───── Dataset extract ─────

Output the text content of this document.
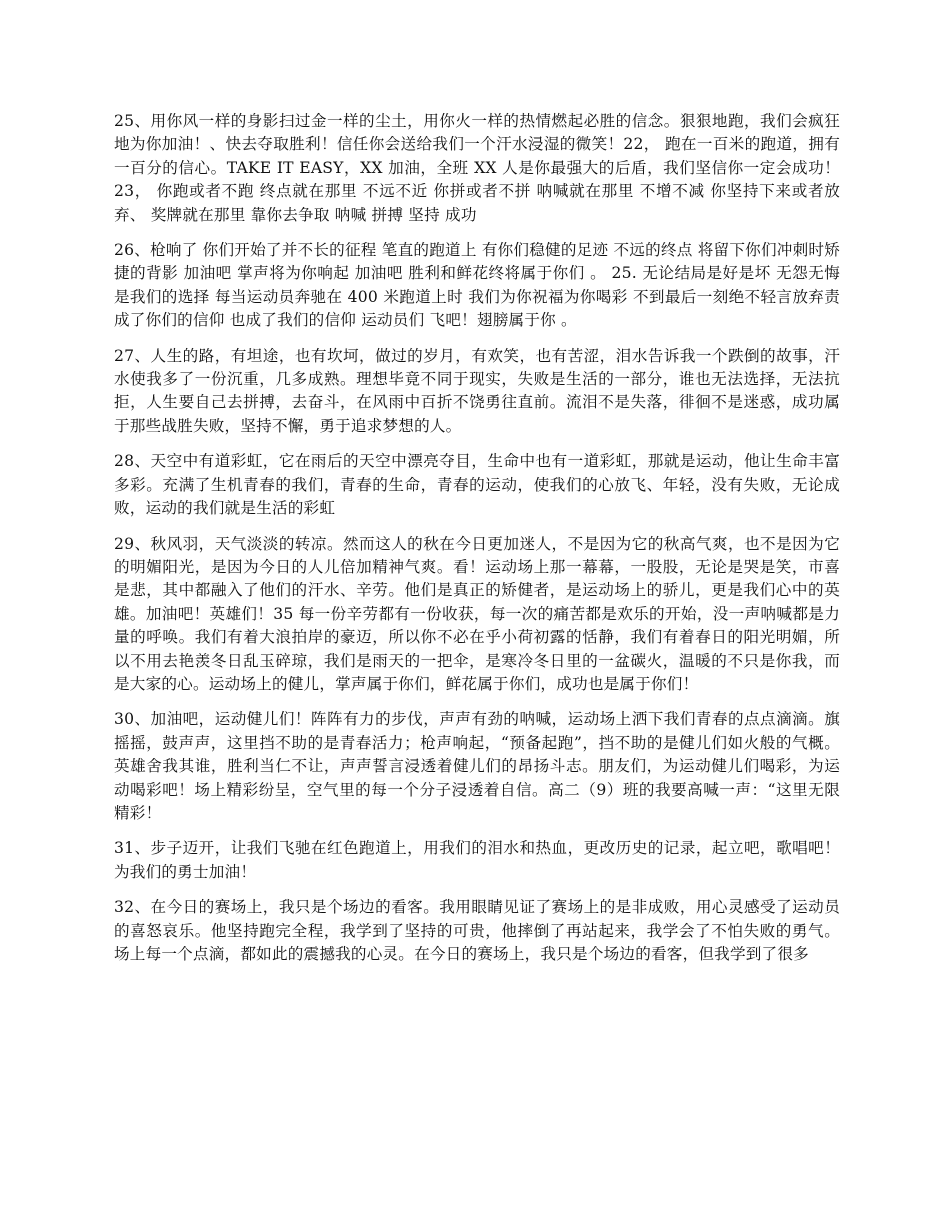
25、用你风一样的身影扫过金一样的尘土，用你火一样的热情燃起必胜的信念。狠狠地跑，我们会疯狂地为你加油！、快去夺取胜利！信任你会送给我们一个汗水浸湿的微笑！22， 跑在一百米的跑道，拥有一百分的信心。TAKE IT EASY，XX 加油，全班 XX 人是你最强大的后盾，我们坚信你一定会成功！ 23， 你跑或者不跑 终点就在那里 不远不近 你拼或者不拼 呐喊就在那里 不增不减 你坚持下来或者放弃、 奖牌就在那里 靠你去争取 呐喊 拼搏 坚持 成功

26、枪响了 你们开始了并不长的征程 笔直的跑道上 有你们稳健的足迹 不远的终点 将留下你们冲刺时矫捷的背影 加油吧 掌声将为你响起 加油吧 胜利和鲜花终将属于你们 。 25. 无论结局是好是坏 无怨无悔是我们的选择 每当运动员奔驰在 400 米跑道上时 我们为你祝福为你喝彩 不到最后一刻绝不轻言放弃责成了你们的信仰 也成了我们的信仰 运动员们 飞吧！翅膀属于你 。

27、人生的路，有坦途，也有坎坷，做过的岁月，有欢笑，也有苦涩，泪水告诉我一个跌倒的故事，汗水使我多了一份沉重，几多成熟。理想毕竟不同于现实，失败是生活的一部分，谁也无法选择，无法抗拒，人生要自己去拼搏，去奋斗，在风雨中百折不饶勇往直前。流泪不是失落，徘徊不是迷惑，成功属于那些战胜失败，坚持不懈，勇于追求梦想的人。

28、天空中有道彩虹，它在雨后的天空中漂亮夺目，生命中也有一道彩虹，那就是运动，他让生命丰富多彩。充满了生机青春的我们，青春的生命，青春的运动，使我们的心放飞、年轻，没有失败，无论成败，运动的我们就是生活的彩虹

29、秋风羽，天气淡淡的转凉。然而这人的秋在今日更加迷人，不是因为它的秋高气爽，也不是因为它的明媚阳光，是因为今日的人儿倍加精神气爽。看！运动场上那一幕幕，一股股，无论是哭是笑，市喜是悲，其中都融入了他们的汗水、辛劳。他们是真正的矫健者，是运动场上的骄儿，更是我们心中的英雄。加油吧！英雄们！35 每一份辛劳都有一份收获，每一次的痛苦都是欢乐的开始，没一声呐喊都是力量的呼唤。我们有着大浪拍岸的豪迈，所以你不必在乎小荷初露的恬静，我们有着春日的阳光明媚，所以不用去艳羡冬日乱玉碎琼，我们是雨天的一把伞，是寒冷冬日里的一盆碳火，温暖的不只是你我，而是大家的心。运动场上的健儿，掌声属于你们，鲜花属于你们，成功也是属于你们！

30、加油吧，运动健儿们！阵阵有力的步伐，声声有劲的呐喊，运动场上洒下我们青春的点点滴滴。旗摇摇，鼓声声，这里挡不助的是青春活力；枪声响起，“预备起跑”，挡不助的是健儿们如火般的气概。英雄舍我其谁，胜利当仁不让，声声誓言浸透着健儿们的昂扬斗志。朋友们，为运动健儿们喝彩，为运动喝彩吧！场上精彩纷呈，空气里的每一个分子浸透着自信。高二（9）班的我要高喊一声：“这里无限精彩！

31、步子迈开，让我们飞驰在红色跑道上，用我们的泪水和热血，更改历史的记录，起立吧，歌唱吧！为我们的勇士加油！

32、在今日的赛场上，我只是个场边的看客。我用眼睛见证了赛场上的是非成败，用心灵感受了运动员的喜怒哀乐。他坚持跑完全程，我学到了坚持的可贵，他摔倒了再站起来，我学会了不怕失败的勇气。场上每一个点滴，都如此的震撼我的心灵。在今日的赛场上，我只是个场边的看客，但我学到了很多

─────

▸ **Given exercise**
Quote the preceding listing precisely and completely, omitting its images.

▸ **Written reply**
Output the text content of this document.
25、用你风一样的身影扫过金一样的尘土，用你火一样的热情燃起必胜的信念。狠狠地跑，我们会疯狂地为你加油！、快去夺取胜利！信任你会送给我们一个汗水浸湿的微笑！22， 跑在一百米的跑道，拥有一百分的信心。TAKE IT EASY，XX 加油，全班 XX 人是你最强大的后盾，我们坚信你一定会成功！ 23， 你跑或者不跑 终点就在那里 不远不近 你拼或者不拼 呐喊就在那里 不增不减 你坚持下来或者放弃、 奖牌就在那里 靠你去争取 呐喊 拼搏 坚持 成功

26、枪响了 你们开始了并不长的征程 笔直的跑道上 有你们稳健的足迹 不远的终点 将留下你们冲刺时矫捷的背影 加油吧 掌声将为你响起 加油吧 胜利和鲜花终将属于你们 。 25. 无论结局是好是坏 无怨无悔是我们的选择 每当运动员奔驰在 400 米跑道上时 我们为你祝福为你喝彩 不到最后一刻绝不轻言放弃责成了你们的信仰 也成了我们的信仰 运动员们 飞吧！翅膀属于你 。

27、人生的路，有坦途，也有坎坷，做过的岁月，有欢笑，也有苦涩，泪水告诉我一个跌倒的故事，汗水使我多了一份沉重，几多成熟。理想毕竟不同于现实，失败是生活的一部分，谁也无法选择，无法抗拒，人生要自己去拼搏，去奋斗，在风雨中百折不饶勇往直前。流泪不是失落，徘徊不是迷惑，成功属于那些战胜失败，坚持不懈，勇于追求梦想的人。

28、天空中有道彩虹，它在雨后的天空中漂亮夺目，生命中也有一道彩虹，那就是运动，他让生命丰富多彩。充满了生机青春的我们，青春的生命，青春的运动，使我们的心放飞、年轻，没有失败，无论成败，运动的我们就是生活的彩虹

29、秋风羽，天气淡淡的转凉。然而这人的秋在今日更加迷人，不是因为它的秋高气爽，也不是因为它的明媚阳光，是因为今日的人儿倍加精神气爽。看！运动场上那一幕幕，一股股，无论是哭是笑，市喜是悲，其中都融入了他们的汗水、辛劳。他们是真正的矫健者，是运动场上的骄儿，更是我们心中的英雄。加油吧！英雄们！35 每一份辛劳都有一份收获，每一次的痛苦都是欢乐的开始，没一声呐喊都是力量的呼唤。我们有着大浪拍岸的豪迈，所以你不必在乎小荷初露的恬静，我们有着春日的阳光明媚，所以不用去艳羡冬日乱玉碎琼，我们是雨天的一把伞，是寒冷冬日里的一盆碳火，温暖的不只是你我，而是大家的心。运动场上的健儿，掌声属于你们，鲜花属于你们，成功也是属于你们！

30、加油吧，运动健儿们！阵阵有力的步伐，声声有劲的呐喊，运动场上洒下我们青春的点点滴滴。旗摇摇，鼓声声，这里挡不助的是青春活力；枪声响起，“预备起跑”，挡不助的是健儿们如火般的气概。英雄舍我其谁，胜利当仁不让，声声誓言浸透着健儿们的昂扬斗志。朋友们，为运动健儿们喝彩，为运动喝彩吧！场上精彩纷呈，空气里的每一个分子浸透着自信。高二（9）班的我要高喊一声：“这里无限精彩！

31、步子迈开，让我们飞驰在红色跑道上，用我们的泪水和热血，更改历史的记录，起立吧，歌唱吧！为我们的勇士加油！

32、在今日的赛场上，我只是个场边的看客。我用眼睛见证了赛场上的是非成败，用心灵感受了运动员的喜怒哀乐。他坚持跑完全程，我学到了坚持的可贵，他摔倒了再站起来，我学会了不怕失败的勇气。场上每一个点滴，都如此的震撼我的心灵。在今日的赛场上，我只是个场边的看客，但我学到了很多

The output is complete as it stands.